Raw records
## Start
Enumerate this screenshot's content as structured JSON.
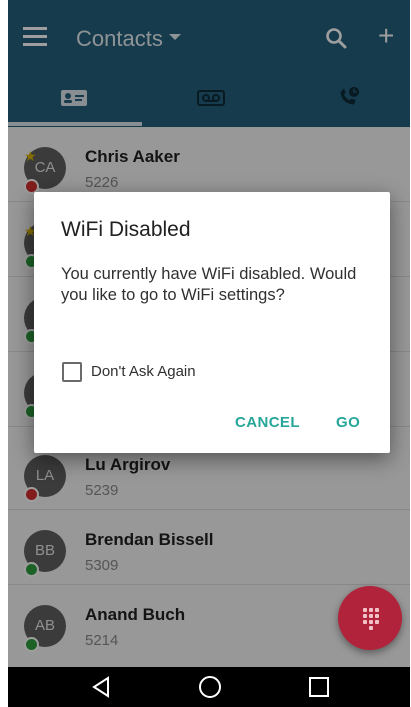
{
  "appbar": {
    "title": "Contacts",
    "add_symbol": "+"
  },
  "tabs": [
    {
      "name": "contacts-tab-icon"
    },
    {
      "name": "voicemail-tab-icon"
    },
    {
      "name": "call-history-tab-icon"
    }
  ],
  "contacts": [
    {
      "initials": "CA",
      "name": "Chris Aaker",
      "ext": "5226",
      "favorite": true,
      "status": "busy"
    },
    {
      "initials": "",
      "name": "",
      "ext": "",
      "favorite": true,
      "status": "available"
    },
    {
      "initials": "",
      "name": "",
      "ext": "",
      "favorite": false,
      "status": "available"
    },
    {
      "initials": "",
      "name": "",
      "ext": "",
      "favorite": false,
      "status": "available"
    },
    {
      "initials": "LA",
      "name": "Lu Argirov",
      "ext": "5239",
      "favorite": false,
      "status": "busy"
    },
    {
      "initials": "BB",
      "name": "Brendan Bissell",
      "ext": "5309",
      "favorite": false,
      "status": "available"
    },
    {
      "initials": "AB",
      "name": "Anand Buch",
      "ext": "5214",
      "favorite": false,
      "status": "available"
    }
  ],
  "dialog": {
    "title": "WiFi Disabled",
    "message": "You currently have WiFi disabled. Would you like to go to WiFi settings?",
    "checkbox_label": "Don't Ask Again",
    "cancel_label": "CANCEL",
    "go_label": "GO"
  },
  "colors": {
    "appbar": "#245f7c",
    "accent_button": "#26a69a",
    "fab": "#b1233a",
    "status_busy": "#d32f2f",
    "status_available": "#2e9e3e"
  }
}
## End
* _Problem to solve_
Wherever "icon" shows up in a line, copy that line.

* _Response_
      "name": "contacts-tab-icon"
      "name": "voicemail-tab-icon"
      "name": "call-history-tab-icon"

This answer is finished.